* [Given request] Return the data exactly, with all pictures removed.

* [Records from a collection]

• • • • • • •

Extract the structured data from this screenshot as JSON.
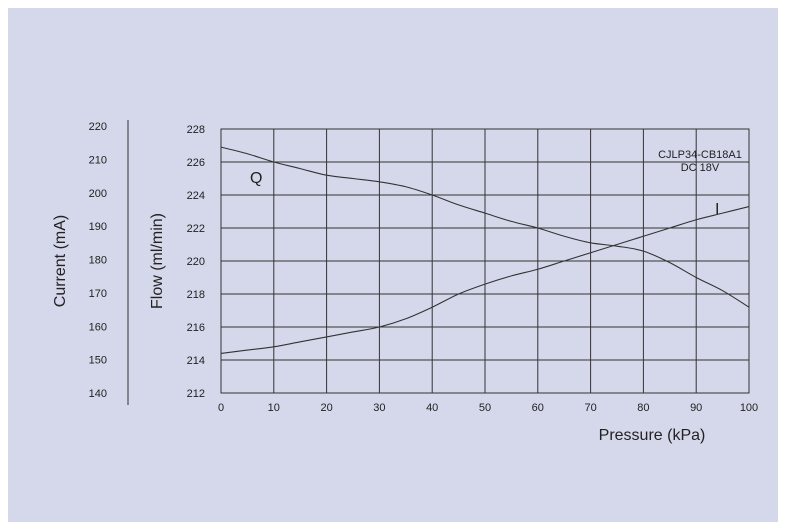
{
  "chart_data": {
    "type": "line",
    "xlabel": "Pressure (kPa)",
    "y_left_outer_label": "Current (mA)",
    "y_left_inner_label": "Flow (ml/min)",
    "xlim": [
      0,
      100
    ],
    "x_ticks": [
      "0",
      "10",
      "20",
      "30",
      "40",
      "50",
      "60",
      "70",
      "80",
      "90",
      "100"
    ],
    "flow_ylim": [
      212,
      228
    ],
    "flow_ticks": [
      "212",
      "214",
      "216",
      "218",
      "220",
      "222",
      "224",
      "226",
      "228"
    ],
    "current_ticks": [
      "140",
      "150",
      "160",
      "170",
      "180",
      "190",
      "200",
      "210",
      "220"
    ],
    "grid": true,
    "annotation": {
      "line1": "CJLP34-CB18A1",
      "line2": "DC 18V"
    },
    "series": [
      {
        "name": "Q",
        "axis": "flow",
        "x": [
          0,
          5,
          10,
          15,
          20,
          25,
          30,
          35,
          40,
          45,
          50,
          55,
          60,
          65,
          70,
          75,
          80,
          85,
          90,
          95,
          100
        ],
        "y": [
          226.9,
          226.5,
          226.0,
          225.6,
          225.2,
          225.0,
          224.8,
          224.5,
          224.0,
          223.4,
          222.9,
          222.4,
          222.0,
          221.5,
          221.1,
          220.9,
          220.6,
          219.9,
          219.0,
          218.2,
          217.2
        ]
      },
      {
        "name": "I",
        "axis": "flow",
        "x": [
          0,
          5,
          10,
          15,
          20,
          25,
          30,
          35,
          40,
          45,
          50,
          55,
          60,
          65,
          70,
          75,
          80,
          85,
          90,
          95,
          100
        ],
        "y": [
          214.4,
          214.6,
          214.8,
          215.1,
          215.4,
          215.7,
          216.0,
          216.5,
          217.2,
          218.0,
          218.6,
          219.1,
          219.5,
          220.0,
          220.5,
          221.0,
          221.5,
          222.0,
          222.5,
          222.9,
          223.3
        ]
      }
    ]
  }
}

• • • • • • •

* [Finished exercise]
Extract the structured data from this screenshot as JSON.
{
  "chart_data": {
    "type": "line",
    "xlabel": "Pressure (kPa)",
    "y_left_outer_label": "Current (mA)",
    "y_left_inner_label": "Flow (ml/min)",
    "xlim": [
      0,
      100
    ],
    "x_ticks": [
      "0",
      "10",
      "20",
      "30",
      "40",
      "50",
      "60",
      "70",
      "80",
      "90",
      "100"
    ],
    "flow_ylim": [
      212,
      228
    ],
    "flow_ticks": [
      "212",
      "214",
      "216",
      "218",
      "220",
      "222",
      "224",
      "226",
      "228"
    ],
    "current_ticks": [
      "140",
      "150",
      "160",
      "170",
      "180",
      "190",
      "200",
      "210",
      "220"
    ],
    "grid": true,
    "annotation": {
      "line1": "CJLP34-CB18A1",
      "line2": "DC 18V"
    },
    "series": [
      {
        "name": "Q",
        "axis": "flow",
        "x": [
          0,
          5,
          10,
          15,
          20,
          25,
          30,
          35,
          40,
          45,
          50,
          55,
          60,
          65,
          70,
          75,
          80,
          85,
          90,
          95,
          100
        ],
        "y": [
          226.9,
          226.5,
          226.0,
          225.6,
          225.2,
          225.0,
          224.8,
          224.5,
          224.0,
          223.4,
          222.9,
          222.4,
          222.0,
          221.5,
          221.1,
          220.9,
          220.6,
          219.9,
          219.0,
          218.2,
          217.2
        ]
      },
      {
        "name": "I",
        "axis": "flow",
        "x": [
          0,
          5,
          10,
          15,
          20,
          25,
          30,
          35,
          40,
          45,
          50,
          55,
          60,
          65,
          70,
          75,
          80,
          85,
          90,
          95,
          100
        ],
        "y": [
          214.4,
          214.6,
          214.8,
          215.1,
          215.4,
          215.7,
          216.0,
          216.5,
          217.2,
          218.0,
          218.6,
          219.1,
          219.5,
          220.0,
          220.5,
          221.0,
          221.5,
          222.0,
          222.5,
          222.9,
          223.3
        ]
      }
    ]
  }
}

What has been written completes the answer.